What is required — Gather the lines below that include the string "Output", copying each in full.

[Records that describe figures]
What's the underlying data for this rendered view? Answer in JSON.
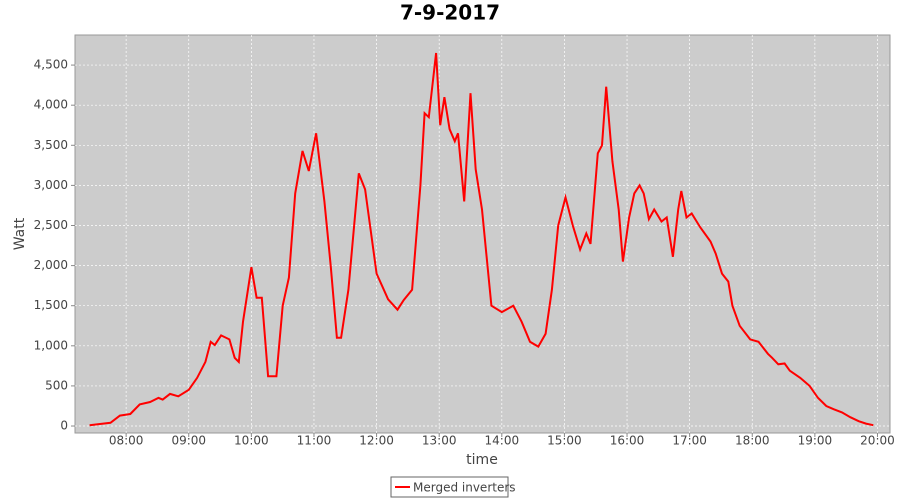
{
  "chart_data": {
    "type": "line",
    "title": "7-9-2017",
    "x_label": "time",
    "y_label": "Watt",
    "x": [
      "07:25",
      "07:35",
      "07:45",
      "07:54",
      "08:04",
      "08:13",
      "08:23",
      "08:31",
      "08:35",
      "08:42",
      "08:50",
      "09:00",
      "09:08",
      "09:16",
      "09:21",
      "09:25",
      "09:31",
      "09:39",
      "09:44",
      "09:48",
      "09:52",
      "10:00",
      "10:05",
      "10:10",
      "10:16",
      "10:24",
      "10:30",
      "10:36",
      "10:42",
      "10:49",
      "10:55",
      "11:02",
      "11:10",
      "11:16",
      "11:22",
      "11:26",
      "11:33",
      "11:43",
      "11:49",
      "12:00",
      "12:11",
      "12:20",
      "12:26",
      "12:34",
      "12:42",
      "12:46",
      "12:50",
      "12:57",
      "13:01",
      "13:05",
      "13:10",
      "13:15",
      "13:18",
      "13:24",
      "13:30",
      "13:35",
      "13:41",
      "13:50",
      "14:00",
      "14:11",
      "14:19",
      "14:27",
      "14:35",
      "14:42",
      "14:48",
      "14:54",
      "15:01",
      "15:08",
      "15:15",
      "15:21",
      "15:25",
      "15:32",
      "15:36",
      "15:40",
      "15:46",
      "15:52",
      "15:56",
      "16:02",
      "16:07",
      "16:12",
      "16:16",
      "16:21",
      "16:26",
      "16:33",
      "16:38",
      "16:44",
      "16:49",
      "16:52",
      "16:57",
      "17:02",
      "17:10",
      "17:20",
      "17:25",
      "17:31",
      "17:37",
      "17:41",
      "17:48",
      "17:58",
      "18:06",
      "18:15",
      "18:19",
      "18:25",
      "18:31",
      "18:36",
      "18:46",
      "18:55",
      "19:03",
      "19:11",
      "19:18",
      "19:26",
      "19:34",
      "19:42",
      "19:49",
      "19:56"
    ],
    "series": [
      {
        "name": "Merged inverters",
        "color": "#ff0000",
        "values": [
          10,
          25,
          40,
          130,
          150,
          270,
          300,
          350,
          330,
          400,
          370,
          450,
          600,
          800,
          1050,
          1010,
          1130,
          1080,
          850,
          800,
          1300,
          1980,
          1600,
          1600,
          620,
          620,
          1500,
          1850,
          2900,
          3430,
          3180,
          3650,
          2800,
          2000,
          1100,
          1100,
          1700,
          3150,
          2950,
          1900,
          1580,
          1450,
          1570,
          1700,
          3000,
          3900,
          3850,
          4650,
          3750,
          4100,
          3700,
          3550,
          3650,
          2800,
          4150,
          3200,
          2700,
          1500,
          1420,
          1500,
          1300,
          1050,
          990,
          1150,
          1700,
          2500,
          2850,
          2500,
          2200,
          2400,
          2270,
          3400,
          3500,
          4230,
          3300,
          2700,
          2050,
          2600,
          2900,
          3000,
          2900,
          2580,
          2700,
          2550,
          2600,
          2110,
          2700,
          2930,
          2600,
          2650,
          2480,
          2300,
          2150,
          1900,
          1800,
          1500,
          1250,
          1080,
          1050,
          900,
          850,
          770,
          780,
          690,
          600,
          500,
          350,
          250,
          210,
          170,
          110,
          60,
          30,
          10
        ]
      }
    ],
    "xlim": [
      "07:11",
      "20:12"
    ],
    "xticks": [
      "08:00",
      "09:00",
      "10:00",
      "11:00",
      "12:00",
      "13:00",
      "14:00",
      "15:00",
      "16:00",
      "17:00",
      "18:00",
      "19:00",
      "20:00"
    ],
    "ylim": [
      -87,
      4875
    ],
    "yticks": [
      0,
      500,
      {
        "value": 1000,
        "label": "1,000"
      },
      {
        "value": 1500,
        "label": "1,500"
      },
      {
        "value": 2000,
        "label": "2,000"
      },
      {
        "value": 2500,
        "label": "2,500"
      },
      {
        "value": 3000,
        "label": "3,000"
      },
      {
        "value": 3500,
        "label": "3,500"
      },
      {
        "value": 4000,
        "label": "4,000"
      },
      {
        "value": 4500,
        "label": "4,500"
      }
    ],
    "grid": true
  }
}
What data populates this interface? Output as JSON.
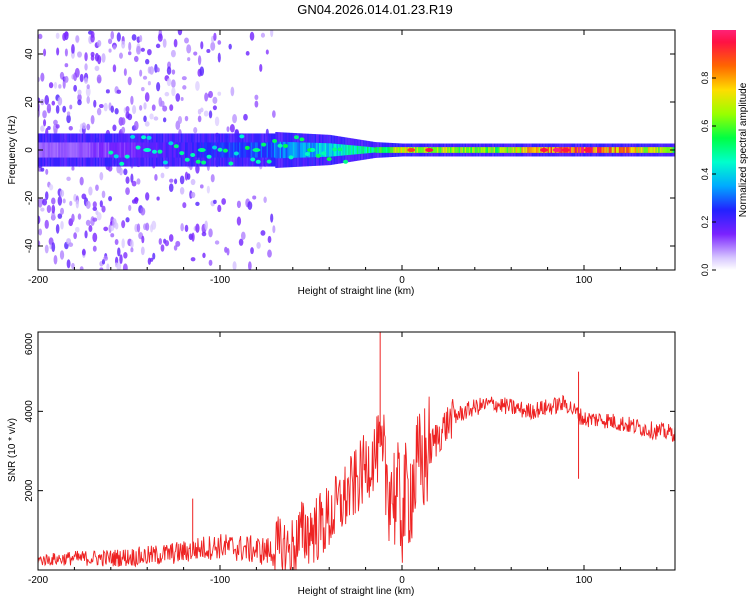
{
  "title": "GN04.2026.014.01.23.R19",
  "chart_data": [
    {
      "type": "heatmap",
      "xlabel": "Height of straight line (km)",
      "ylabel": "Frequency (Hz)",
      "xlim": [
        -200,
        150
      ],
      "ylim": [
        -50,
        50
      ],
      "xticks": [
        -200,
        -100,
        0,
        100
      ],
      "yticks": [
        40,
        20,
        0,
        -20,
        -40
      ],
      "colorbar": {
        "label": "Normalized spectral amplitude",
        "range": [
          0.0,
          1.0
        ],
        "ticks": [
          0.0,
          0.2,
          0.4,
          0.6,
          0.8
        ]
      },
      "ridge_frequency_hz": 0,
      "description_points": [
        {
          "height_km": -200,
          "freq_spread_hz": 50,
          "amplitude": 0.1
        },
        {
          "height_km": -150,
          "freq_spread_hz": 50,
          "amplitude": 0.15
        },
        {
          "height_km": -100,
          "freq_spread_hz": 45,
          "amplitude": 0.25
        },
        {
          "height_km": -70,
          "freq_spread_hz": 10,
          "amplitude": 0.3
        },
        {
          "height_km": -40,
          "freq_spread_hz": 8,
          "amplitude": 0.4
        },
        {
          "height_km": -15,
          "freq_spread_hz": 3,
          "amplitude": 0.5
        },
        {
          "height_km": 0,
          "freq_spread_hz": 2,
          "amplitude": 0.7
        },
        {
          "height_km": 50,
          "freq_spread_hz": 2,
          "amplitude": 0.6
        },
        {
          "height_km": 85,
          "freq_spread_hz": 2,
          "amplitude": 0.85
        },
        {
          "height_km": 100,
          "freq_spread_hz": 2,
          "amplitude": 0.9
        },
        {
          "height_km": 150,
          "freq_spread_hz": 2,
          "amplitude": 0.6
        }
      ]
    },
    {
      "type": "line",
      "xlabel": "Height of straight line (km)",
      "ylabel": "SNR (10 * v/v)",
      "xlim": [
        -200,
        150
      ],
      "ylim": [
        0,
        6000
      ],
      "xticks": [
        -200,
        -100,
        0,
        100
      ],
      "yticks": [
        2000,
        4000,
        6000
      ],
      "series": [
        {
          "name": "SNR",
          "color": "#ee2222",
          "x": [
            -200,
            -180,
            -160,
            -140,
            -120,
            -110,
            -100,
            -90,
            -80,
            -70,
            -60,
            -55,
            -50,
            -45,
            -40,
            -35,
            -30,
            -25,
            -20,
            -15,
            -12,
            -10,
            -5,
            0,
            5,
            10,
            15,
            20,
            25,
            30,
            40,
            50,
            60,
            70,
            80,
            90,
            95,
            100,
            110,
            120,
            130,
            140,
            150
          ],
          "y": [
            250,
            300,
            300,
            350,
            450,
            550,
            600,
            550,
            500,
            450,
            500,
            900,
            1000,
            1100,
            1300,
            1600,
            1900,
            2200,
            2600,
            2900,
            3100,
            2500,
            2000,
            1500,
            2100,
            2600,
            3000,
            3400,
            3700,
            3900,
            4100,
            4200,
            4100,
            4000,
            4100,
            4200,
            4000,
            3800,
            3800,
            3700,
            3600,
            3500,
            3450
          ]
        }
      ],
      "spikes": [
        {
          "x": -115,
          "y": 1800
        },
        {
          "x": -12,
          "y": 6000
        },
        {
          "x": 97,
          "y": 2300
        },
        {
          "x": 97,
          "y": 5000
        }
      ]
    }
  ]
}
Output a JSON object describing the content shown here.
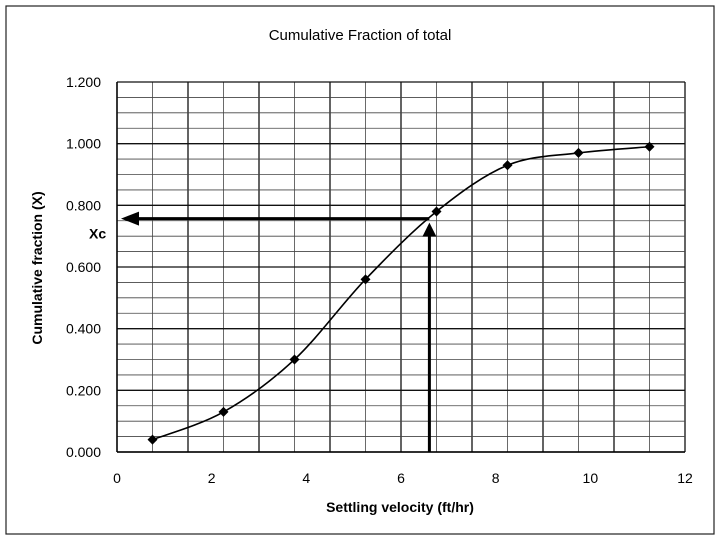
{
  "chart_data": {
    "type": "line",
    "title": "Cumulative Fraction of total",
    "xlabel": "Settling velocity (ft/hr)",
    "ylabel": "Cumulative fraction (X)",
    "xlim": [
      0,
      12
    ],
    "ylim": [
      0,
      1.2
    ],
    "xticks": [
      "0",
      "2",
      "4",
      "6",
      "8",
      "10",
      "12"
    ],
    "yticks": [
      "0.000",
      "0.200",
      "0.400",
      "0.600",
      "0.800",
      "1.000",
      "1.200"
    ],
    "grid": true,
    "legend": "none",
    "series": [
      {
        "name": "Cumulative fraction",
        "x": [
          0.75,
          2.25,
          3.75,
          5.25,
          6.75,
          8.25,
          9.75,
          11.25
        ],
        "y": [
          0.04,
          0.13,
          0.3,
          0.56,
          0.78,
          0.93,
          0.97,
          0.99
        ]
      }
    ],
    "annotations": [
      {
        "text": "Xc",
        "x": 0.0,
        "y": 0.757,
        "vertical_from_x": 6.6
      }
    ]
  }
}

Answer for this exercise —
What data populates this interface? Output as JSON.
Output a JSON object describing the content shown here.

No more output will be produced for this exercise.